# Exercise
Search the entries for the word "JSON" and pull out each line that has it.

# Input

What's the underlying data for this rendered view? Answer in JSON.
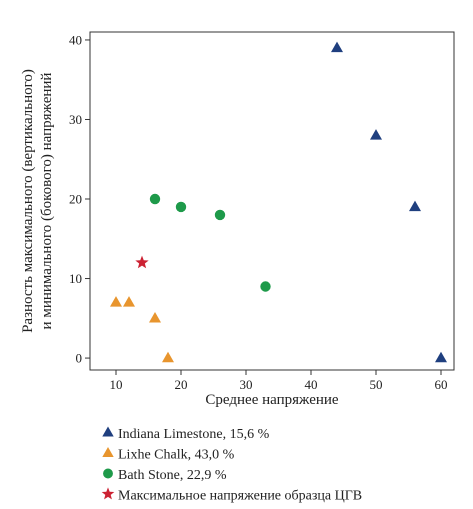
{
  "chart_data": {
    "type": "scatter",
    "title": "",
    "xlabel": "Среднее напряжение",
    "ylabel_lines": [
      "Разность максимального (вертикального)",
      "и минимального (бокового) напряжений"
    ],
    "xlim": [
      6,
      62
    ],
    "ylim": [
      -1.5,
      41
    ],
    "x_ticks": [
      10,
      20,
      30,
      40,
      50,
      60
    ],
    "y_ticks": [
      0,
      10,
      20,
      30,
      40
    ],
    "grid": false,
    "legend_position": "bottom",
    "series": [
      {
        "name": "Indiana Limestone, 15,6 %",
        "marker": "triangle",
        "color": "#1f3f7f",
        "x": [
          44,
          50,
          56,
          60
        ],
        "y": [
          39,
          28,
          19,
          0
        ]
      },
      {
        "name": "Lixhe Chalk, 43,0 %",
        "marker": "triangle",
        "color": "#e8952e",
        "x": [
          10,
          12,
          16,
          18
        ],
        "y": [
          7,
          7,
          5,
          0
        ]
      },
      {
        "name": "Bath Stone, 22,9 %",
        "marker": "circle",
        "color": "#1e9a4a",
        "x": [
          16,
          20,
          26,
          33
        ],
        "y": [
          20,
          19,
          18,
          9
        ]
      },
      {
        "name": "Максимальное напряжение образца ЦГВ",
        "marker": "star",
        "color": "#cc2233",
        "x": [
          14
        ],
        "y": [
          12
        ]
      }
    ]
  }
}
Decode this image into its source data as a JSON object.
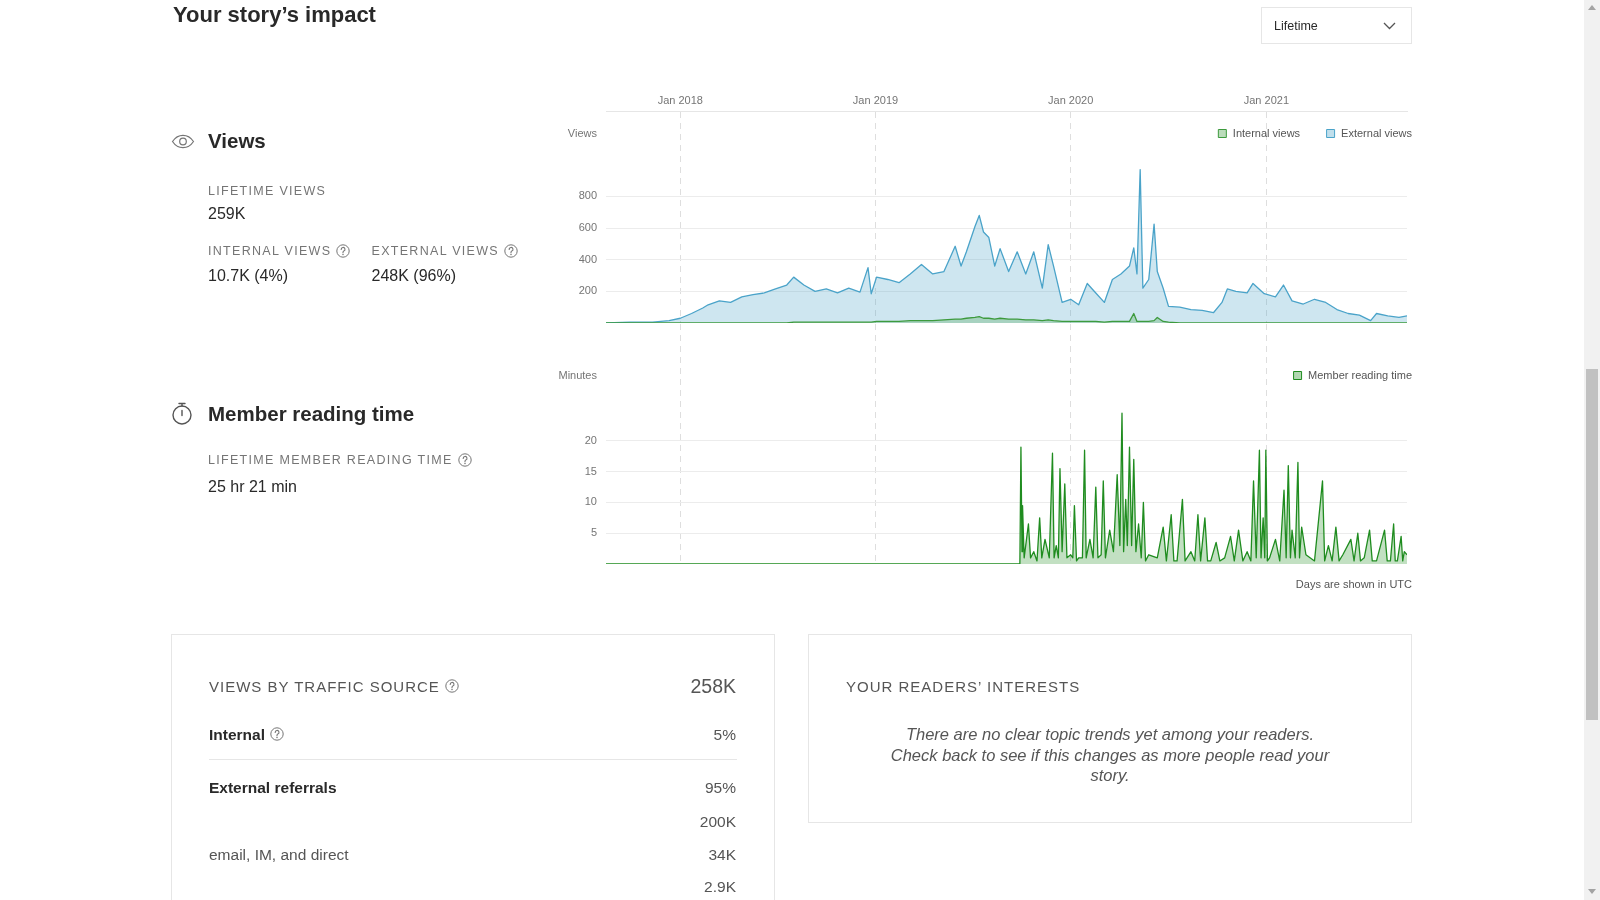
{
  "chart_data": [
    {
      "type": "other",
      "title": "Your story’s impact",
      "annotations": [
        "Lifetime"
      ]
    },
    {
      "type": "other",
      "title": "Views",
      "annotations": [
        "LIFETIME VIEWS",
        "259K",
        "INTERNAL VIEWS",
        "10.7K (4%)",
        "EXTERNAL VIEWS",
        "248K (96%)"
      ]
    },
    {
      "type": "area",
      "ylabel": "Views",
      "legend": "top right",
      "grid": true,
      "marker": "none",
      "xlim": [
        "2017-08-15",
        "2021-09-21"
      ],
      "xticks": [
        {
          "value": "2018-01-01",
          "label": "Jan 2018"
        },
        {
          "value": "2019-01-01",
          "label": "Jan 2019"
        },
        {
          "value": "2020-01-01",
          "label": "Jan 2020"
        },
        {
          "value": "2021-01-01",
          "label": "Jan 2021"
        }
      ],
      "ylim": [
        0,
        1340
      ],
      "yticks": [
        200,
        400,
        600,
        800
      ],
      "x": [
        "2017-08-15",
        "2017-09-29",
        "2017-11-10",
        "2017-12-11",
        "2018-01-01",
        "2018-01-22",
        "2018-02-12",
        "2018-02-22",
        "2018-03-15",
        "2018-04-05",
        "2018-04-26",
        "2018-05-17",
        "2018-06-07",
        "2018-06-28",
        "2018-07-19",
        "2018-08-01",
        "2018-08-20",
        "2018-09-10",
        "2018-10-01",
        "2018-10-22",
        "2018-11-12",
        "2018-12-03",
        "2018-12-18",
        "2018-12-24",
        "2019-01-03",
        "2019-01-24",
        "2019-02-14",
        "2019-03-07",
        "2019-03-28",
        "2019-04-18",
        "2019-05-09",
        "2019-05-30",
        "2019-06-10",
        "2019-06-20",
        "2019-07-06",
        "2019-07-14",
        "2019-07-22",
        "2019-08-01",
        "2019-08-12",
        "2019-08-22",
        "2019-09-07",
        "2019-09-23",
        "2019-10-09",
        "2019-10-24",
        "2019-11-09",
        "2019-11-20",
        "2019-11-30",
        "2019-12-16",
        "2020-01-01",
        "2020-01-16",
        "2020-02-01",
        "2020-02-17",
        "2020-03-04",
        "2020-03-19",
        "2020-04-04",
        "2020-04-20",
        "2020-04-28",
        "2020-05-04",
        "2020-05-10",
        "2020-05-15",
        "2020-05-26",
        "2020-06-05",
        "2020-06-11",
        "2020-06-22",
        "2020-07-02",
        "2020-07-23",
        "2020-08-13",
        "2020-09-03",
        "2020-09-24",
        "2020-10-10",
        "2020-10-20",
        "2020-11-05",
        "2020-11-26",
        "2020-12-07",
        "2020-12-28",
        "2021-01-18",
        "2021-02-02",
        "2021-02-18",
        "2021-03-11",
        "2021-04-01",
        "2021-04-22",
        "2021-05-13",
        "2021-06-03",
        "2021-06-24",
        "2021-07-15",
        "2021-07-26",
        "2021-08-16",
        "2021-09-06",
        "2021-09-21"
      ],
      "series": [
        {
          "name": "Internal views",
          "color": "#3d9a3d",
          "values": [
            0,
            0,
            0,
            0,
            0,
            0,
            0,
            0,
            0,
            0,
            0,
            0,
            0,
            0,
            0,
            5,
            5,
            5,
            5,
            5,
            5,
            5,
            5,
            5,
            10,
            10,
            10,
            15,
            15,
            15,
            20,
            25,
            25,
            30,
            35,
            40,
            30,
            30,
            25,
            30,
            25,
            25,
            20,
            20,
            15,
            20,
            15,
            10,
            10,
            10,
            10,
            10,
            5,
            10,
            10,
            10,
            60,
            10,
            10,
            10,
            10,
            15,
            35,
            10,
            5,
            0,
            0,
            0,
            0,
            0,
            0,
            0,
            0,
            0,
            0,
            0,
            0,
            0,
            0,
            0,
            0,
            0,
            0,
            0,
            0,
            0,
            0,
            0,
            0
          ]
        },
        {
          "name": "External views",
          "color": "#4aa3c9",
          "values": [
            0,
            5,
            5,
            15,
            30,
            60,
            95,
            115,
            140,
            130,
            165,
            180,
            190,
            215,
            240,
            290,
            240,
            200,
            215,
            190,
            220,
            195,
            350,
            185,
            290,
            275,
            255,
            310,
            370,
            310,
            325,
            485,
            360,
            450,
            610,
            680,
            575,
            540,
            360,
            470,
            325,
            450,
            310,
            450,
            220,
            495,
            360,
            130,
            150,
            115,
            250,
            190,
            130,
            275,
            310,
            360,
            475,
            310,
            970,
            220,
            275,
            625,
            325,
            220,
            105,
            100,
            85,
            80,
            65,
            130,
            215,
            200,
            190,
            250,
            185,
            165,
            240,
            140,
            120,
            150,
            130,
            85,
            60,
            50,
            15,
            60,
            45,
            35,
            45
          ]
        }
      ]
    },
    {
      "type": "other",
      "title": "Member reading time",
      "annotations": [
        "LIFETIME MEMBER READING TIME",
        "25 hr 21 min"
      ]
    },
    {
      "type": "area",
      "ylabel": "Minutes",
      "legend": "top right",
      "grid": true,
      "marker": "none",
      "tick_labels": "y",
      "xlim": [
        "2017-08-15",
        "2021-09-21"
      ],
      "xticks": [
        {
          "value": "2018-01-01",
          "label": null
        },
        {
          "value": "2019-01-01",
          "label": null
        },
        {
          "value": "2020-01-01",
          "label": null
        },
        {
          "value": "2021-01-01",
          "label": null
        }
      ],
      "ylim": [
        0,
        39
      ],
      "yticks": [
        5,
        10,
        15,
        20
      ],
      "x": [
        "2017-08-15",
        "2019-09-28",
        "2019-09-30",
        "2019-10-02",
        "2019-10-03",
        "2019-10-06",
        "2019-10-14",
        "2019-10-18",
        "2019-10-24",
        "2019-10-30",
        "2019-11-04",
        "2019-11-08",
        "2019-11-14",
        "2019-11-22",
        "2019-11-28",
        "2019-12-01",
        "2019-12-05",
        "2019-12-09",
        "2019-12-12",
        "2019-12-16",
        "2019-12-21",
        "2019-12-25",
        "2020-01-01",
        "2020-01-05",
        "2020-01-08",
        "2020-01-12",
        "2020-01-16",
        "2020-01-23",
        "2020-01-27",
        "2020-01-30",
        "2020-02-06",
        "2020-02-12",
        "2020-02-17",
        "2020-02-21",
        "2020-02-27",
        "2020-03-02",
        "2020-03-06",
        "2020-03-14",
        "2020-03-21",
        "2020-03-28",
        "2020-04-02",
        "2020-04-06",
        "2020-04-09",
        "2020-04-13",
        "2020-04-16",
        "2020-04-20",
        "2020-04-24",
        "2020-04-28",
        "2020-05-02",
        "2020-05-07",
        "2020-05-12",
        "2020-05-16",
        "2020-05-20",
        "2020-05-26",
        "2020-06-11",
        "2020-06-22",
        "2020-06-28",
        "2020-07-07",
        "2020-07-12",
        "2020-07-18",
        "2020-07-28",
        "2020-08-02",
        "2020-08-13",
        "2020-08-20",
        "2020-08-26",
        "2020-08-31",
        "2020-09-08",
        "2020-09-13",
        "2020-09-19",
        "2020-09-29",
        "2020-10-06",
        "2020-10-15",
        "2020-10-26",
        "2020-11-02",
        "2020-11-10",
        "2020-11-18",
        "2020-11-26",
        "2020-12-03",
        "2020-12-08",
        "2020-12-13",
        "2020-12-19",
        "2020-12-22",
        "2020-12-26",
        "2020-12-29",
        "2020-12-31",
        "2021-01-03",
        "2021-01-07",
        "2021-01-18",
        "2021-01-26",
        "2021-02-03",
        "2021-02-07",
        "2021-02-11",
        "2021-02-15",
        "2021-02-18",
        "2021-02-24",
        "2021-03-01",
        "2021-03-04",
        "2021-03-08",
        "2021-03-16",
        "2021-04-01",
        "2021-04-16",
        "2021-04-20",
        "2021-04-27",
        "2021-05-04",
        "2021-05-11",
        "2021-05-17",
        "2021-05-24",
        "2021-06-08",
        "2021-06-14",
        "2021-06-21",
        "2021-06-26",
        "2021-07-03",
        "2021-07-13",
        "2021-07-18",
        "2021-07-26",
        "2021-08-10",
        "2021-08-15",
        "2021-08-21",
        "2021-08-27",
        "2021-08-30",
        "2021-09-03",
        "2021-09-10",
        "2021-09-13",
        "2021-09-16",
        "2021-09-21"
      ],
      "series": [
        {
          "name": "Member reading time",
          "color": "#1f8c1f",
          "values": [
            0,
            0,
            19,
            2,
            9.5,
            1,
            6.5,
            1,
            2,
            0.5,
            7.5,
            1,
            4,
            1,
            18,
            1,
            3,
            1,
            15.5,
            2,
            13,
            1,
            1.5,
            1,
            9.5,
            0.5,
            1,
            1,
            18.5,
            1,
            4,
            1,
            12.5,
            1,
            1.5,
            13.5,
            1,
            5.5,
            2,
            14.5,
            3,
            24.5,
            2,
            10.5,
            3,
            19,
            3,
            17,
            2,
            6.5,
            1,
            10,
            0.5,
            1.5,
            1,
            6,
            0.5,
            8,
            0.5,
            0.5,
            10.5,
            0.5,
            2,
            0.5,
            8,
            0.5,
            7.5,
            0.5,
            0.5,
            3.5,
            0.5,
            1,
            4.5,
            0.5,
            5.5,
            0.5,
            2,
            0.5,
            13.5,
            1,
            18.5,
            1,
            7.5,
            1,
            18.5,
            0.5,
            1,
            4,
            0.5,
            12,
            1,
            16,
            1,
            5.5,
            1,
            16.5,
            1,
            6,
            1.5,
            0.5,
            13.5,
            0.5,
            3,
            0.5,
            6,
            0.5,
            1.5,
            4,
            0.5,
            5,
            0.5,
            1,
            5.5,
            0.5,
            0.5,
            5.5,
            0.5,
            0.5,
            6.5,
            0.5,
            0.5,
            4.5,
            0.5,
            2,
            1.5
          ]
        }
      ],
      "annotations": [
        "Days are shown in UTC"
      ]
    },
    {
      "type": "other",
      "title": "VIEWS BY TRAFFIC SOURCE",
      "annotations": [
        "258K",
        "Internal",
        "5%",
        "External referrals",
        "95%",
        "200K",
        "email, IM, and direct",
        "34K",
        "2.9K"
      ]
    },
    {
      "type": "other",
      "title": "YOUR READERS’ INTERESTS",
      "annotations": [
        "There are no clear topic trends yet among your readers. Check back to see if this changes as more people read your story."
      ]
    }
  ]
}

# Answer
What's the underlying data for this rendered view? Answer in JSON.
Decode this image into its source data as a JSON object.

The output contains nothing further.